What the task requires — Do not include the pictures; repeat the rest of the data exactly.

(Figure contents as structured data)
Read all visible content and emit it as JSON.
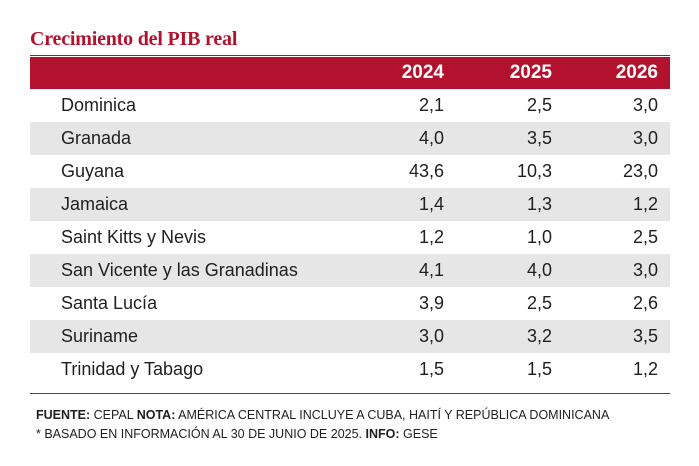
{
  "title": "Crecimiento del PIB real",
  "chart_data": {
    "type": "table",
    "title": "Crecimiento del PIB real",
    "columns": [
      "2024",
      "2025",
      "2026"
    ],
    "rows": [
      {
        "country": "Dominica",
        "values": [
          "2,1",
          "2,5",
          "3,0"
        ]
      },
      {
        "country": "Granada",
        "values": [
          "4,0",
          "3,5",
          "3,0"
        ]
      },
      {
        "country": "Guyana",
        "values": [
          "43,6",
          "10,3",
          "23,0"
        ]
      },
      {
        "country": "Jamaica",
        "values": [
          "1,4",
          "1,3",
          "1,2"
        ]
      },
      {
        "country": "Saint Kitts y Nevis",
        "values": [
          "1,2",
          "1,0",
          "2,5"
        ]
      },
      {
        "country": "San Vicente y las Granadinas",
        "values": [
          "4,1",
          "4,0",
          "3,0"
        ]
      },
      {
        "country": "Santa Lucía",
        "values": [
          "3,9",
          "2,5",
          "2,6"
        ]
      },
      {
        "country": "Suriname",
        "values": [
          "3,0",
          "3,2",
          "3,5"
        ]
      },
      {
        "country": "Trinidad y Tabago",
        "values": [
          "1,5",
          "1,5",
          "1,2"
        ]
      }
    ]
  },
  "notes": {
    "fuente_label": "FUENTE:",
    "fuente_value": " CEPAL ",
    "nota_label": "NOTA:",
    "nota_value": " AMÉRICA CENTRAL INCLUYE A CUBA, HAITÍ Y REPÚBLICA DOMINICANA",
    "line2_text": "* BASADO EN INFORMACIÓN AL 30 DE JUNIO DE 2025. ",
    "info_label": "INFO:",
    "info_value": " GESE"
  },
  "colors": {
    "accent": "#b3122e",
    "row_shade": "#e6e6e6"
  }
}
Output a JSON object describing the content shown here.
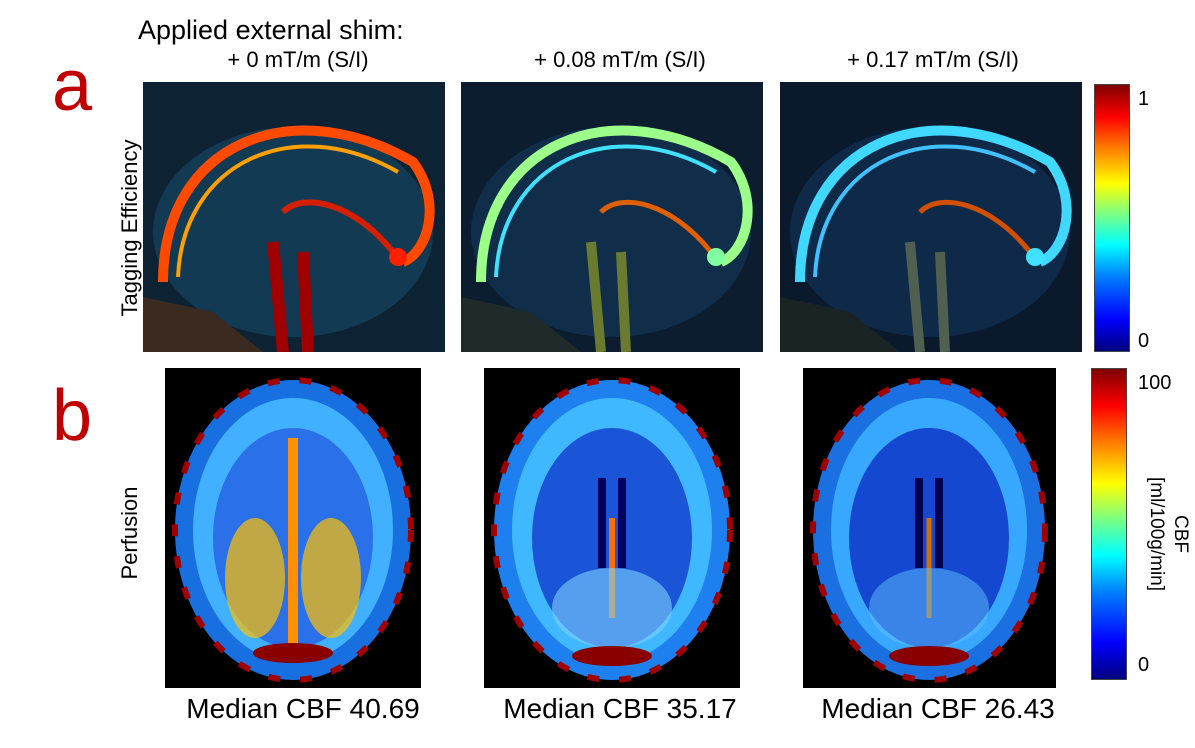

Written solution —
Read all visible content and emit it as JSON.
{
  "title": "Crecimiento del PIB real",
  "chart_data": {
    "type": "table",
    "title": "Crecimiento del PIB real",
    "columns": [
      "2024",
      "2025",
      "2026"
    ],
    "rows": [
      {
        "country": "Dominica",
        "values": [
          "2,1",
          "2,5",
          "3,0"
        ]
      },
      {
        "country": "Granada",
        "values": [
          "4,0",
          "3,5",
          "3,0"
        ]
      },
      {
        "country": "Guyana",
        "values": [
          "43,6",
          "10,3",
          "23,0"
        ]
      },
      {
        "country": "Jamaica",
        "values": [
          "1,4",
          "1,3",
          "1,2"
        ]
      },
      {
        "country": "Saint Kitts y Nevis",
        "values": [
          "1,2",
          "1,0",
          "2,5"
        ]
      },
      {
        "country": "San Vicente y las Granadinas",
        "values": [
          "4,1",
          "4,0",
          "3,0"
        ]
      },
      {
        "country": "Santa Lucía",
        "values": [
          "3,9",
          "2,5",
          "2,6"
        ]
      },
      {
        "country": "Suriname",
        "values": [
          "3,0",
          "3,2",
          "3,5"
        ]
      },
      {
        "country": "Trinidad y Tabago",
        "values": [
          "1,5",
          "1,5",
          "1,2"
        ]
      }
    ]
  },
  "notes": {
    "fuente_label": "FUENTE:",
    "fuente_value": " CEPAL ",
    "nota_label": "NOTA:",
    "nota_value": " AMÉRICA CENTRAL INCLUYE A CUBA, HAITÍ Y REPÚBLICA DOMINICANA",
    "line2_text": "* BASADO EN INFORMACIÓN AL 30 DE JUNIO DE 2025. ",
    "info_label": "INFO:",
    "info_value": " GESE"
  },
  "colors": {
    "accent": "#b3122e",
    "row_shade": "#e6e6e6"
  }
}
Output a JSON object describing the content shown here.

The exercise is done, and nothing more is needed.